BEGIN Passage provided

Monday, June 29, 2009

Sermon for 28 June 2009, Proper 8B

The Rev. Paul J Cain
2 Corinthians 8:1-9, 13-15
No Lack
Proper [8] B, Fourth Sunday after Pentecost, 28 June 2009
Immanuel Lutheran Church, Sheridan, Wyoming

In the Name of the Father and of the + Son and of the Holy Spirit. Amen.

It was one of those things a person would never forget. I was serving a vacancy, leading Sunday Morning Divine Service, and it was time for the offering. The congregation had a tradition of filling out attendance pads in the pews before the offering. While they were being collected (with the offering) by the ushers, I stood on the step of the chancel with the offering plates. A little girl—no older than 3—leaned out into the aisle. While the ushers (and her parents) weren’t looking, she darted toward the front of the church. She had a quarter she wanted to give to the Lord, and she didn’t want to wait. I crouched down, bringing the offering plate to her level. Smiling, she put in her quarter. Nobody was embarrassed that morning. And of course, she didn’t get into any trouble. There were smiles as she slowly walked back to mom & dad. It was the best stewardship lesson the congregation had ever seen. That little girl understood what St. Paul shares this morning, as we overhear a portion of his second letter to the Corinthian congregation.

END Passage provided

_Task brief:_
In the sermon, what did the little girl put into the offering plate?

BEGIN Data

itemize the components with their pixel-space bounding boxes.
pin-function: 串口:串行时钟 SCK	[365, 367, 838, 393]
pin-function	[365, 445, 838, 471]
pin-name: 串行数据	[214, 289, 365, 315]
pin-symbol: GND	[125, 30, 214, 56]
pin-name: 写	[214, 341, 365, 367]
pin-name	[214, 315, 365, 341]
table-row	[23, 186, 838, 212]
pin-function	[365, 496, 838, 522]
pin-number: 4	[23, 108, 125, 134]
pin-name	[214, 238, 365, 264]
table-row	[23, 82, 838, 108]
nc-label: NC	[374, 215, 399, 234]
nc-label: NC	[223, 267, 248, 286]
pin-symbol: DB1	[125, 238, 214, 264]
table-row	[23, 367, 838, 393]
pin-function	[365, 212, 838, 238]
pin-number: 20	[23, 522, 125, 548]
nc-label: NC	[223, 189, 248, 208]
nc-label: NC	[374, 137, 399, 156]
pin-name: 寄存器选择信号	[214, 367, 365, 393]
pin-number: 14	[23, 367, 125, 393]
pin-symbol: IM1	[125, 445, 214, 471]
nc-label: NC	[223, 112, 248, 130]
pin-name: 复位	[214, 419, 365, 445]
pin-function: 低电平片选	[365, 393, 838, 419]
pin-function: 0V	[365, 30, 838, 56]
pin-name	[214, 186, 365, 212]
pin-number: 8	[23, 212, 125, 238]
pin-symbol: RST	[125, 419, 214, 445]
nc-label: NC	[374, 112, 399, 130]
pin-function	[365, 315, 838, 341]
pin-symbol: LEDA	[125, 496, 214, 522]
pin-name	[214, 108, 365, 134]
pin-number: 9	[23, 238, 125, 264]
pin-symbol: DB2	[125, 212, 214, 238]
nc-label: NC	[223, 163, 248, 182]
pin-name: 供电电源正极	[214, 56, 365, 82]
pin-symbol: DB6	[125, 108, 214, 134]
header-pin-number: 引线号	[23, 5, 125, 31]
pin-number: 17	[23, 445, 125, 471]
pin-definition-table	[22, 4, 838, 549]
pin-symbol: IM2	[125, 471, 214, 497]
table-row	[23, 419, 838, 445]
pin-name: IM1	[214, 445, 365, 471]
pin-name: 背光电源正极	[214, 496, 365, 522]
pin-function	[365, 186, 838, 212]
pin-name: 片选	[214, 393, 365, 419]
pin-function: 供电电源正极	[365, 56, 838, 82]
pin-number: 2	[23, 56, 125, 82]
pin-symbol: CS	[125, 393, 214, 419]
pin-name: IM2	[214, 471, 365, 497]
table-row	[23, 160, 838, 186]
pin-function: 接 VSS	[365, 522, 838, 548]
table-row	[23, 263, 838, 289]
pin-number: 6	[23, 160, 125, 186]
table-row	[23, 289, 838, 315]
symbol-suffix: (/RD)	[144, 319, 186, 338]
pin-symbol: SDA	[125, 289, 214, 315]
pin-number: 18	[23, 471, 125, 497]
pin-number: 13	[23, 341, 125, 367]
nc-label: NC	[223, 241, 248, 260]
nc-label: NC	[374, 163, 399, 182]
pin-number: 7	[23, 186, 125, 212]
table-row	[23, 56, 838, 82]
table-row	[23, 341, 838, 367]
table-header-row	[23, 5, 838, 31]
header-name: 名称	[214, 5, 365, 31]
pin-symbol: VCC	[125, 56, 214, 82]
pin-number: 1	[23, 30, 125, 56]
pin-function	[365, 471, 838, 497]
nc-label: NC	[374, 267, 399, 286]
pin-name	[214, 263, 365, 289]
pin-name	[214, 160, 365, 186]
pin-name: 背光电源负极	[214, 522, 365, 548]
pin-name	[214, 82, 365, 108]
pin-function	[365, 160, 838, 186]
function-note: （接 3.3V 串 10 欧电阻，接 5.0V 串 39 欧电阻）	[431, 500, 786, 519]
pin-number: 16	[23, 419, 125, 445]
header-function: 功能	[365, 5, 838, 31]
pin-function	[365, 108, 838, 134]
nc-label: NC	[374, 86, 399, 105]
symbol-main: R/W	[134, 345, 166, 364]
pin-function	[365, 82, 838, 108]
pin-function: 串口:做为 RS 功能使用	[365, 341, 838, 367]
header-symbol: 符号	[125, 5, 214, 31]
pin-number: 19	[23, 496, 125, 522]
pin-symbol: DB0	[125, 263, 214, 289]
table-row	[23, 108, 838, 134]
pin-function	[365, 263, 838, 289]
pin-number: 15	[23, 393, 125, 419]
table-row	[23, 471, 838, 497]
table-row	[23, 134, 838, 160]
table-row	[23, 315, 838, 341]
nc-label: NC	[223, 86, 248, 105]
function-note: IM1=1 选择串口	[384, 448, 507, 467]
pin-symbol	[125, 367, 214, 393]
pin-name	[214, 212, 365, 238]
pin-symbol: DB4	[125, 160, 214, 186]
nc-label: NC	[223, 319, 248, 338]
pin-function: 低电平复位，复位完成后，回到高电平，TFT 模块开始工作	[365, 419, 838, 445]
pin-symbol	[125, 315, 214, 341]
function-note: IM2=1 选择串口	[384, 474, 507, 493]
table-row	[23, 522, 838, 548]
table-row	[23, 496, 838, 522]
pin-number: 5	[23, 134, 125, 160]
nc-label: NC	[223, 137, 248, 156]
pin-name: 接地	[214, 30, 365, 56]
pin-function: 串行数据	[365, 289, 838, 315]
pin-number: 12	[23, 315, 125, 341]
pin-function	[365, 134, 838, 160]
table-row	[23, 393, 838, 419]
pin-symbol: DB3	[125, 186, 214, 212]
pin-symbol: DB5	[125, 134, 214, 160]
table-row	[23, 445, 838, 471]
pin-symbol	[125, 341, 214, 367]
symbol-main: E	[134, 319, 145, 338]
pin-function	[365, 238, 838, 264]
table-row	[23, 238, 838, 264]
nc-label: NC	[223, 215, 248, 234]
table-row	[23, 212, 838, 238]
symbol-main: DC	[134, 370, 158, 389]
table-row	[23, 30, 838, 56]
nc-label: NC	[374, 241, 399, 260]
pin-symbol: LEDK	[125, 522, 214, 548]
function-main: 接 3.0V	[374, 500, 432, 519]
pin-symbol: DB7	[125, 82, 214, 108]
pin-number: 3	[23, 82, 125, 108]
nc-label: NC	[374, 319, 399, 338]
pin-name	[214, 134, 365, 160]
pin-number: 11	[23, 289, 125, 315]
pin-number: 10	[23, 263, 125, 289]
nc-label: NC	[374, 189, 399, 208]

END Data
BEGIN Data

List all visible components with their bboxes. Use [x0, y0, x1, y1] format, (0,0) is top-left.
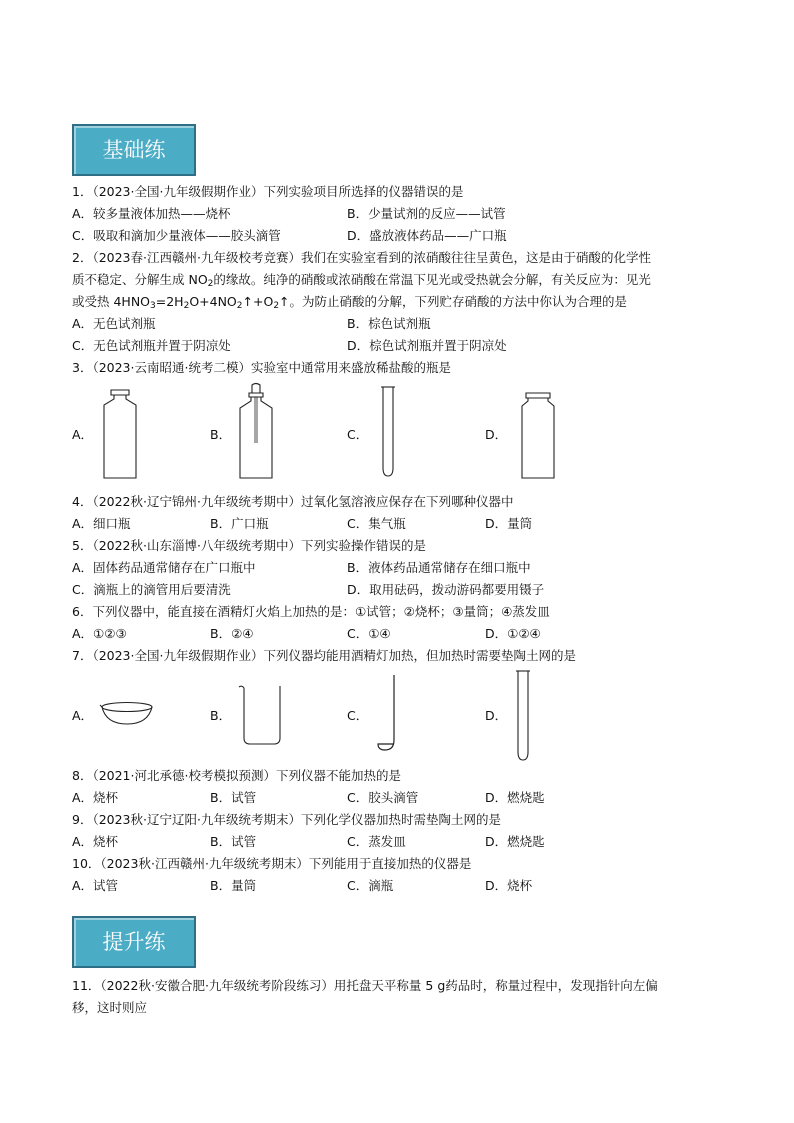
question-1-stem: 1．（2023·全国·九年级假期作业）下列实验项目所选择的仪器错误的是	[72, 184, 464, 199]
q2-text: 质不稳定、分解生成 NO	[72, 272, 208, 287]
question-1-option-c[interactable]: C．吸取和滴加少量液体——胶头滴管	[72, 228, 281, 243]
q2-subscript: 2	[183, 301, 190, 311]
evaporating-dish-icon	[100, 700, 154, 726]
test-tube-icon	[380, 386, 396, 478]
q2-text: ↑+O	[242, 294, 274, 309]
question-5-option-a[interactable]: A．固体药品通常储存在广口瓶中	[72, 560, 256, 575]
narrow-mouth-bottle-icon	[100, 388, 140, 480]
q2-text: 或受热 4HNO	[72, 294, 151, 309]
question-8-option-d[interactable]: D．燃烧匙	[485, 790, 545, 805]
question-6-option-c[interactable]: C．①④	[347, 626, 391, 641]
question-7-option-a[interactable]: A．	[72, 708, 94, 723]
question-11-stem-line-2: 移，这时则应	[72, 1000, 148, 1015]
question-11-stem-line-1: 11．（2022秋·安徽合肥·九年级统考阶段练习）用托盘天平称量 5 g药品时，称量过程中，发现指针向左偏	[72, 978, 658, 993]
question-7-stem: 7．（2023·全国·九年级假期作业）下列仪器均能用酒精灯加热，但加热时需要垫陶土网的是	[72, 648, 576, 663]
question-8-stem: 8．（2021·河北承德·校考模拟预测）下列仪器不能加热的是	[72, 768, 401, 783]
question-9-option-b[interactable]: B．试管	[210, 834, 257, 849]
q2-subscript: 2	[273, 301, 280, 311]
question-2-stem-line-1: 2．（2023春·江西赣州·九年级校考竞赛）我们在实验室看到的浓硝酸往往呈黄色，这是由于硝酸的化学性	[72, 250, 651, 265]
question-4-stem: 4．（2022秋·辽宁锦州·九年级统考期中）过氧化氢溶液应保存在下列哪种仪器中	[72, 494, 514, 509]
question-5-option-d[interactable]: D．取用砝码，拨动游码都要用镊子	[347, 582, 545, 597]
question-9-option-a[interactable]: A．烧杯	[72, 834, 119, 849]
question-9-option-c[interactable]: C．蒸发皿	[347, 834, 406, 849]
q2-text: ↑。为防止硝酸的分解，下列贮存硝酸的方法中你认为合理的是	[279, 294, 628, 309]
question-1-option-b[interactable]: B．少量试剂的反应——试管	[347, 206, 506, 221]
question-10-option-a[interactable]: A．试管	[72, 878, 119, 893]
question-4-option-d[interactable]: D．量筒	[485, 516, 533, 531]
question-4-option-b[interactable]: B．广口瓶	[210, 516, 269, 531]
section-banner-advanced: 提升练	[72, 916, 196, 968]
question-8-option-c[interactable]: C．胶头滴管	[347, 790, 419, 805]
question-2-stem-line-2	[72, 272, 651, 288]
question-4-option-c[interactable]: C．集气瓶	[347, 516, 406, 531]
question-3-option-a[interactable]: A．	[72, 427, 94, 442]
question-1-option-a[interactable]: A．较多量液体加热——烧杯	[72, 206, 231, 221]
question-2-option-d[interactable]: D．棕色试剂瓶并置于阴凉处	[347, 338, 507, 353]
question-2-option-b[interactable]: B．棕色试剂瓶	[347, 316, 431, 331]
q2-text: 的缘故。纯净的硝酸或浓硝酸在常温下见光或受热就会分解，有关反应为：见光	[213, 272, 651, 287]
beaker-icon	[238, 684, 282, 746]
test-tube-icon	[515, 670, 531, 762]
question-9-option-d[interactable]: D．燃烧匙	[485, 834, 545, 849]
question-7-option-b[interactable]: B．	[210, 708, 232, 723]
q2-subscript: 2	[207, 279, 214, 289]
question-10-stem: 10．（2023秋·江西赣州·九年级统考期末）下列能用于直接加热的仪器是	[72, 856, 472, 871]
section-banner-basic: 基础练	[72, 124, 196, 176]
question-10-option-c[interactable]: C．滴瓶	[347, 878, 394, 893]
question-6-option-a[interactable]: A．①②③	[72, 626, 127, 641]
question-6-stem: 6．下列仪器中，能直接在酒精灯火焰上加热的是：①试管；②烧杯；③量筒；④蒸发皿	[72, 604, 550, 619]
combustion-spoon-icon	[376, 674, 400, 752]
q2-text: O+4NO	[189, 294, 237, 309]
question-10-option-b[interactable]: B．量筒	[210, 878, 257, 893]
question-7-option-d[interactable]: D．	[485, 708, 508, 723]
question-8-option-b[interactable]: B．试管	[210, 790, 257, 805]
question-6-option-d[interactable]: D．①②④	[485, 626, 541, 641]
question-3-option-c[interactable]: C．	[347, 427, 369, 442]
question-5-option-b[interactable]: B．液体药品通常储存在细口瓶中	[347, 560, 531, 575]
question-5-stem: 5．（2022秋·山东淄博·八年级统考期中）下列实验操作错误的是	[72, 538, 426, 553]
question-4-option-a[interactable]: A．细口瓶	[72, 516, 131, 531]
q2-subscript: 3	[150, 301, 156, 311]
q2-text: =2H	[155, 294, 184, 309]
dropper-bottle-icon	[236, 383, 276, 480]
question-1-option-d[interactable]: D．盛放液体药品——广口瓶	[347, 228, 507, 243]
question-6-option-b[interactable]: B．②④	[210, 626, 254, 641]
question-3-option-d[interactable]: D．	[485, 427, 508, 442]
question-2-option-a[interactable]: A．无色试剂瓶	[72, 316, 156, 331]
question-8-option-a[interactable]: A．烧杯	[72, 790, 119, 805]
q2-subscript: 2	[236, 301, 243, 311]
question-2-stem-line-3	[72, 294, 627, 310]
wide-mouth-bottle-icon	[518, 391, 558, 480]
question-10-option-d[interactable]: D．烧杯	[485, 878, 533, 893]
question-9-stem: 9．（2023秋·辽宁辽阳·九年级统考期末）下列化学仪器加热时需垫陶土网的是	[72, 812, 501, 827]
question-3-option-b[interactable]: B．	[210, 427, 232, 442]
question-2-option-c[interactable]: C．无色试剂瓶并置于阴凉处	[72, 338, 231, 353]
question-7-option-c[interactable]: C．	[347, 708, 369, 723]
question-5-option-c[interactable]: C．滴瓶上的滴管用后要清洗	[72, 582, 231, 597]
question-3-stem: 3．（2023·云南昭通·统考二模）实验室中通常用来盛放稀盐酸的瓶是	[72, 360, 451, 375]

END Data
BEGIN Data

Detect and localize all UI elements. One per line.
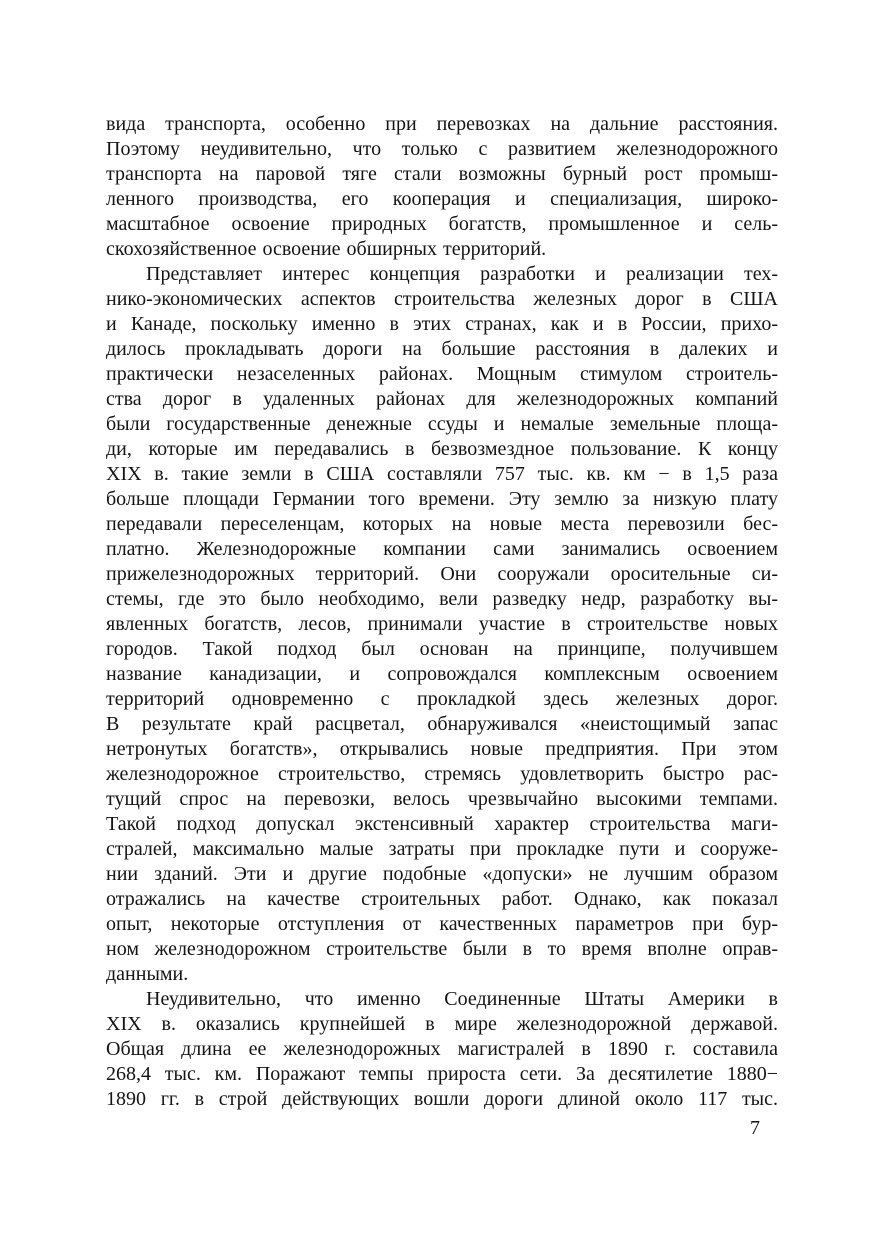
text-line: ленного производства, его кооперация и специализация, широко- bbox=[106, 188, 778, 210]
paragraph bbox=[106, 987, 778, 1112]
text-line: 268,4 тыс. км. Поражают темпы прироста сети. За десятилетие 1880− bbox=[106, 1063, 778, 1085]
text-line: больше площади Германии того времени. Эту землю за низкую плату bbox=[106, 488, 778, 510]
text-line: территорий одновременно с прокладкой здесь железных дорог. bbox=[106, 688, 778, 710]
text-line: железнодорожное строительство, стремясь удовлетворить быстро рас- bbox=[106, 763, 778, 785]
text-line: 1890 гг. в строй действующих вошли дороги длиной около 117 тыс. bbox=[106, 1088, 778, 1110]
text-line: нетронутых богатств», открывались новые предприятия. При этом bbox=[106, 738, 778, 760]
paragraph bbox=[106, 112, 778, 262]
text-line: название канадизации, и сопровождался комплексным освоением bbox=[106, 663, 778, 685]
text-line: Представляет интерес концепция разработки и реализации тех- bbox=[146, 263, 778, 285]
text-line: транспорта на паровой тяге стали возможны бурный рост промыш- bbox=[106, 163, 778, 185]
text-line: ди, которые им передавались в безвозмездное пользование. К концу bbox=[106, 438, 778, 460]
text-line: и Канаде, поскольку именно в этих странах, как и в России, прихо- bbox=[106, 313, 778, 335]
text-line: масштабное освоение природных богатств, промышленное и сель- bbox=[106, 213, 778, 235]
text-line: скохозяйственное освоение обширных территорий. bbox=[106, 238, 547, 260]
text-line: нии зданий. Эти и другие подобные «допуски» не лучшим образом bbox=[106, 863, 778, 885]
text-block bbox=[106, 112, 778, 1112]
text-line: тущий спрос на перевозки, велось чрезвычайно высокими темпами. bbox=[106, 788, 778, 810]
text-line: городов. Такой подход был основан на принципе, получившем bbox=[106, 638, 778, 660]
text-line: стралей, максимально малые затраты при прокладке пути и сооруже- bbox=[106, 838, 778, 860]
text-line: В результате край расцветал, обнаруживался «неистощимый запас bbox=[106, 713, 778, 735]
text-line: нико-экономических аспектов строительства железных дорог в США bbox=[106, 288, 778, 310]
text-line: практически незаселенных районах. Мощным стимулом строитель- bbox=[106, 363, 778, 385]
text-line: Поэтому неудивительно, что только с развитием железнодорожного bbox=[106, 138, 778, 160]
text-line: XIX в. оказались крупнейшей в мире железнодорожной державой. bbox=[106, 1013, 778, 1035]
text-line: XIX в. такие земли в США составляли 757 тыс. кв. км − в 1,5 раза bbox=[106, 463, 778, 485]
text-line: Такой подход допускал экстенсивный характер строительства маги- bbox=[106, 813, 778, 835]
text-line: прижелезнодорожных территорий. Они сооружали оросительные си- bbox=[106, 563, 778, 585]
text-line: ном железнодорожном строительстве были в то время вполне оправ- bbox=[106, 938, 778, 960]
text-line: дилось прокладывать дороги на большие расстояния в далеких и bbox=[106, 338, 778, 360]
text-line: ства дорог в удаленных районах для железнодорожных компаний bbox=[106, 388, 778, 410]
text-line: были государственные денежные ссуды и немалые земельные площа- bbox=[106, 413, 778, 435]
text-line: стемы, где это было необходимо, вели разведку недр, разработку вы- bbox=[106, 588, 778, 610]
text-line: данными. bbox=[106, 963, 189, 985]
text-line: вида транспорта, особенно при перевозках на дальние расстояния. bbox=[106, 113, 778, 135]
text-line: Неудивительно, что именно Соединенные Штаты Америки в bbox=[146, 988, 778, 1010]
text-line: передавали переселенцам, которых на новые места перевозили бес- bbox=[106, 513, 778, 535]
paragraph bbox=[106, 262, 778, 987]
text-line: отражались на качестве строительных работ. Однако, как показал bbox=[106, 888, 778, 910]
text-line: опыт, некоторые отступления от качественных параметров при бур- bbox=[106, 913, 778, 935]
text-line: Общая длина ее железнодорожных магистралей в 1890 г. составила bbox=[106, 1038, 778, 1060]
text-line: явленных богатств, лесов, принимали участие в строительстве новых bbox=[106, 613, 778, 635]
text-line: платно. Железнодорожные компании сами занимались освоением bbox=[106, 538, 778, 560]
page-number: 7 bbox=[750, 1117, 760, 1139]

END Data

_Exercise answer:_
She put in a quarter.